Raw records:
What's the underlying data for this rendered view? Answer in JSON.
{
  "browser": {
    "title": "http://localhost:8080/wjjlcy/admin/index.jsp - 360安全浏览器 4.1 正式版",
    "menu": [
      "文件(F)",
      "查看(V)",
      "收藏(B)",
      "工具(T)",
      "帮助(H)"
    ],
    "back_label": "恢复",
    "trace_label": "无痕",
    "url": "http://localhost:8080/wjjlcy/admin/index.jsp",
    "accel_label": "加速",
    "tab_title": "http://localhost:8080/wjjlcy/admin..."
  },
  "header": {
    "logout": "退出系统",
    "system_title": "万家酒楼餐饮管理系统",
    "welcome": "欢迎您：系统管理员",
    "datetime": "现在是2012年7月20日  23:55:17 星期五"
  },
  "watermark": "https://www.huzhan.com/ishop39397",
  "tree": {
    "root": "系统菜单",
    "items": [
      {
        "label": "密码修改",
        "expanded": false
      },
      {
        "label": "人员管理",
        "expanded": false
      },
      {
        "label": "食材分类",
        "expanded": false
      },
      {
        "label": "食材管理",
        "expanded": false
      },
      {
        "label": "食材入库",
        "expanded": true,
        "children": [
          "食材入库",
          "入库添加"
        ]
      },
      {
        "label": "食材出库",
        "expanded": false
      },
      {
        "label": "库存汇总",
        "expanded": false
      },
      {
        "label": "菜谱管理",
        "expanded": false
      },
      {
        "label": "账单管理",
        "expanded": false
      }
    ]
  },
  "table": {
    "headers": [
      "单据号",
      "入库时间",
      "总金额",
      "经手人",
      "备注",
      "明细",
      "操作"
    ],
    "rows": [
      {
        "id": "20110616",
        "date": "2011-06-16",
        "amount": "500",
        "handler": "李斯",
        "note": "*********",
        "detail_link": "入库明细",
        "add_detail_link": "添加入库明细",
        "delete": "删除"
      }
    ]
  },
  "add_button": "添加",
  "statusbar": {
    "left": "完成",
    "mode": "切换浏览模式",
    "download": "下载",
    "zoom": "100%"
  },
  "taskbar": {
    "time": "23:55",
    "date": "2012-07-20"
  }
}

**PROBLEM TO SOLVE**
Find the string "wjjlcy" in the entries above and return each line that holds it.

**RESPONSE FOR THIS EXERCISE**
    "title": "http://localhost:8080/wjjlcy/admin/index.jsp - 360安全浏览器 4.1 正式版",
    "url": "http://localhost:8080/wjjlcy/admin/index.jsp",
    "tab_title": "http://localhost:8080/wjjlcy/admin..."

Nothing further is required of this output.